# What to work on:
From the material below, list every line containing "public".

# Exercise materials:
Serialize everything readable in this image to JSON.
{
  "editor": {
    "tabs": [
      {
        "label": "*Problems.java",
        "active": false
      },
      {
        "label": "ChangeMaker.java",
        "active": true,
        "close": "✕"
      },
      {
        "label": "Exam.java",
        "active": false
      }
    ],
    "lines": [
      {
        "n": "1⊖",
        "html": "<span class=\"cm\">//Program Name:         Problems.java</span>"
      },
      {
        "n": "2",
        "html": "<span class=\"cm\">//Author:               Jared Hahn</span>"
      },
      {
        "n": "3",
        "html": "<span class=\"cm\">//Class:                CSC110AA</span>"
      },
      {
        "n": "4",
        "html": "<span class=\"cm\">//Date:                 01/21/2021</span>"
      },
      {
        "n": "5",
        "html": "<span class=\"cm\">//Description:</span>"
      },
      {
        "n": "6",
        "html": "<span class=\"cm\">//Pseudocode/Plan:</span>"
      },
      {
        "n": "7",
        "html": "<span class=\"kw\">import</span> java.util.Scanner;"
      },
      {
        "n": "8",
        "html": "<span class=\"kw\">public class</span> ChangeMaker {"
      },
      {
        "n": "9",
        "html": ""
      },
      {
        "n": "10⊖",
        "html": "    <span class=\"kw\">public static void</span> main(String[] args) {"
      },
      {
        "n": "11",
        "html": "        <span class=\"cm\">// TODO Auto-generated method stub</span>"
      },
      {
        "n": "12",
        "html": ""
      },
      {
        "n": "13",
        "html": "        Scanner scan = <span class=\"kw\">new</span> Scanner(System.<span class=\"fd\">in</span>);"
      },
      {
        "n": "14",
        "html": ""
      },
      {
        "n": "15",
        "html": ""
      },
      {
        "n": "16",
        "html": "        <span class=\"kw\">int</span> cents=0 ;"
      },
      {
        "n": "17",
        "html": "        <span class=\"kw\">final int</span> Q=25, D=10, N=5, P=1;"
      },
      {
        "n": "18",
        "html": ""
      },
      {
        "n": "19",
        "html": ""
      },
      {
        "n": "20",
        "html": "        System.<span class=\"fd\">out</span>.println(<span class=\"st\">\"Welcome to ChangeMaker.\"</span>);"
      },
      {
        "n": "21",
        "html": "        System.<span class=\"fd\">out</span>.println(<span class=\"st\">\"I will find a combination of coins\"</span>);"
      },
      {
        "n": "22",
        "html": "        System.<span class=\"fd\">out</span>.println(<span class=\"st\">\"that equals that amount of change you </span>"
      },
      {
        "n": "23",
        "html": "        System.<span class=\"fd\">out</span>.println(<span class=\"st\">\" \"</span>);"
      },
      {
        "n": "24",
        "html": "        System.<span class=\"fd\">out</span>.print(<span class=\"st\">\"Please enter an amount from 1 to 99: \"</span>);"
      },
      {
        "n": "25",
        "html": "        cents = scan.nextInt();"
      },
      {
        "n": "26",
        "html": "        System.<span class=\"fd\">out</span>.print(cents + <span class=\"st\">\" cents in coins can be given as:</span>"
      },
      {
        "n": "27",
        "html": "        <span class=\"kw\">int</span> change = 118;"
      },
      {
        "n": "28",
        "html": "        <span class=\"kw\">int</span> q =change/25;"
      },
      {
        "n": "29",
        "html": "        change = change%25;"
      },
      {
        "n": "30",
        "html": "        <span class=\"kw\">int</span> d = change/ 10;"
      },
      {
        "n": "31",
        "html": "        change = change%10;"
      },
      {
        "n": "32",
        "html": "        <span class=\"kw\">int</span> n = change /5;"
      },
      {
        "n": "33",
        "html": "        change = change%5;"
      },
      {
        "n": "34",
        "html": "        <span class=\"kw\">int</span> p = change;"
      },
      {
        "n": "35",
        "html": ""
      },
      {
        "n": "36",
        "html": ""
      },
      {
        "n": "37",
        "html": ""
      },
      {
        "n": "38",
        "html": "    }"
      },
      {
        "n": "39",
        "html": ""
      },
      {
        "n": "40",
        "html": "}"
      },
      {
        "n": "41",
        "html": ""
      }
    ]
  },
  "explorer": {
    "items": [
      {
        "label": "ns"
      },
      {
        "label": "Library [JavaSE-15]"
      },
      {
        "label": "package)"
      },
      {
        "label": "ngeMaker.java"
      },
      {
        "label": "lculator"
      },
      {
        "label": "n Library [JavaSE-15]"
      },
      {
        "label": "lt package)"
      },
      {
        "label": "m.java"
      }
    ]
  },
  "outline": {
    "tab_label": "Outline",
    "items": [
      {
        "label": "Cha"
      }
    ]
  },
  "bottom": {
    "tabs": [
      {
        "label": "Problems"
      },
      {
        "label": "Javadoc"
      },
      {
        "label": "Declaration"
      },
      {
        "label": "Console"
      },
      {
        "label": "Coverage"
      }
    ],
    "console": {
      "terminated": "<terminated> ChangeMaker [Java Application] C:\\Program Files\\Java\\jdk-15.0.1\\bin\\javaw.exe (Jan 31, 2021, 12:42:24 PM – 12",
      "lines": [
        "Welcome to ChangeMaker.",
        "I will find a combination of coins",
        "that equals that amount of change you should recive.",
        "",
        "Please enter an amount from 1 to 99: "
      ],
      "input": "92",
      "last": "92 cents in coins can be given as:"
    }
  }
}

# Answer below:
        "html": "<span class=\"kw\">public class</span> ChangeMaker {"
        "html": "    <span class=\"kw\">public static void</span> main(String[] args) {"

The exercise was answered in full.